**EXERCISE:** Only the lines from the one containing "What's the underlying" to the end of the entries should be written out, each exactly as it stands, both ends included.

**SUPPLIED MATERIAL:**

# # # # # # #

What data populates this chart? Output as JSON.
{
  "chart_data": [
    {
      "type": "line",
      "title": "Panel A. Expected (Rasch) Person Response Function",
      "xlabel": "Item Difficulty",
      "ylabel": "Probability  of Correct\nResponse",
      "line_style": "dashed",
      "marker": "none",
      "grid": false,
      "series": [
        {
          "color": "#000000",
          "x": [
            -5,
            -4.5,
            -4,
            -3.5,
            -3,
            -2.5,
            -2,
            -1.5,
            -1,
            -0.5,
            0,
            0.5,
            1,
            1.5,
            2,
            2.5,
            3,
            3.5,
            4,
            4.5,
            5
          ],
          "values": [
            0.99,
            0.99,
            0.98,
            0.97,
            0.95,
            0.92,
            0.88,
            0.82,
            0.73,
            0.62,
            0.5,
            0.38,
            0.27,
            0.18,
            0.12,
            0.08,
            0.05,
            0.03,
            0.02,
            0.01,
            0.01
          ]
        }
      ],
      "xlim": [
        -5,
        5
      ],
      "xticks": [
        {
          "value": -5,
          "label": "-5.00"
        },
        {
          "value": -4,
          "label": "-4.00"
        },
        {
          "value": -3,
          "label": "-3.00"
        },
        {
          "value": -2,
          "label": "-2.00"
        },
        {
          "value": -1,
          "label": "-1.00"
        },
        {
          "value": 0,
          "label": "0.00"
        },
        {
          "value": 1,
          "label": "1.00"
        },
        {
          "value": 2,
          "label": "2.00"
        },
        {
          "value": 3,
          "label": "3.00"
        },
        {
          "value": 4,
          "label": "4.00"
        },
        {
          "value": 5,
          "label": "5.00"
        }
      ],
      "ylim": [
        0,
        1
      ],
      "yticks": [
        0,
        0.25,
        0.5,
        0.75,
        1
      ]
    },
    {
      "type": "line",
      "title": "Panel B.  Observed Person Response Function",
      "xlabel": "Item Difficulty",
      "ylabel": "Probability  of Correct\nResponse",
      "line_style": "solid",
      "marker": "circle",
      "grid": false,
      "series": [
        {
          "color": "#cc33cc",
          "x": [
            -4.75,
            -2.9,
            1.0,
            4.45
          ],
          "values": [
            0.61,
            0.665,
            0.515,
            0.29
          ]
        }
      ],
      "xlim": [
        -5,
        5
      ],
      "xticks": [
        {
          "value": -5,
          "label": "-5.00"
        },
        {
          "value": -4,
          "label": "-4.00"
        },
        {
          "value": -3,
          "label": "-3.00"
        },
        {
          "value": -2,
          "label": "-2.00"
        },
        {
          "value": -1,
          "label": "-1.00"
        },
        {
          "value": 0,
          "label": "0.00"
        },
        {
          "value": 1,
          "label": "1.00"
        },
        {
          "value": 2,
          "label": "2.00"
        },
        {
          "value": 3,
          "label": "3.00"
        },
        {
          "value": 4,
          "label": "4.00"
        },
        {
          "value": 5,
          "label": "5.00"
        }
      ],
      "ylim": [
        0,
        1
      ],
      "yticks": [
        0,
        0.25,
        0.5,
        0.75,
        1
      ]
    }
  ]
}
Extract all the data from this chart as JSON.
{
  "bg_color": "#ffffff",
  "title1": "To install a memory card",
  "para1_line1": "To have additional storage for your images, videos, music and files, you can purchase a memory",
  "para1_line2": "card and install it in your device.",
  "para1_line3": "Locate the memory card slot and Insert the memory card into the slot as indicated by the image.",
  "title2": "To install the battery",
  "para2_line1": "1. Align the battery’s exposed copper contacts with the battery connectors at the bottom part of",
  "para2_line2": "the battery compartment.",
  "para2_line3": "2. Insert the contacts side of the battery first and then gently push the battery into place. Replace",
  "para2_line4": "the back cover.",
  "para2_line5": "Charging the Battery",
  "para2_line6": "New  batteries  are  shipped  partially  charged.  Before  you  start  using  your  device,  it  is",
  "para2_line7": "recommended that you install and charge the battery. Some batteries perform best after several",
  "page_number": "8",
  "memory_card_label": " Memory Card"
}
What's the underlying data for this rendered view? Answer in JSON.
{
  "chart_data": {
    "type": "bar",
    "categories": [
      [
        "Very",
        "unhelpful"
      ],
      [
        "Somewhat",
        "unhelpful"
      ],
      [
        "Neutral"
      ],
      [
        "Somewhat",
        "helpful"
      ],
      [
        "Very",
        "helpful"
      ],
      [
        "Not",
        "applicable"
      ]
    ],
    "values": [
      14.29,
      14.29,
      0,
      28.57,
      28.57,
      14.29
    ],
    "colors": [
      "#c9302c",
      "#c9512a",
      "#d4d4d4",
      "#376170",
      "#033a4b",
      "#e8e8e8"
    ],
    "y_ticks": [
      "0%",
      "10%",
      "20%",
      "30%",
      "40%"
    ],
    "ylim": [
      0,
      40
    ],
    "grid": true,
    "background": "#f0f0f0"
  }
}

# # # # # # #

**WORKED SOLUTION:**
What's the underlying data for this rendered view? Answer in JSON.
{
  "chart_data": {
    "type": "bar",
    "categories": [
      [
        "Very",
        "unhelpful"
      ],
      [
        "Somewhat",
        "unhelpful"
      ],
      [
        "Neutral"
      ],
      [
        "Somewhat",
        "helpful"
      ],
      [
        "Very",
        "helpful"
      ],
      [
        "Not",
        "applicable"
      ]
    ],
    "values": [
      14.29,
      14.29,
      0,
      28.57,
      28.57,
      14.29
    ],
    "colors": [
      "#c9302c",
      "#c9512a",
      "#d4d4d4",
      "#376170",
      "#033a4b",
      "#e8e8e8"
    ],
    "y_ticks": [
      "0%",
      "10%",
      "20%",
      "30%",
      "40%"
    ],
    "ylim": [
      0,
      40
    ],
    "grid": true,
    "background": "#f0f0f0"
  }
}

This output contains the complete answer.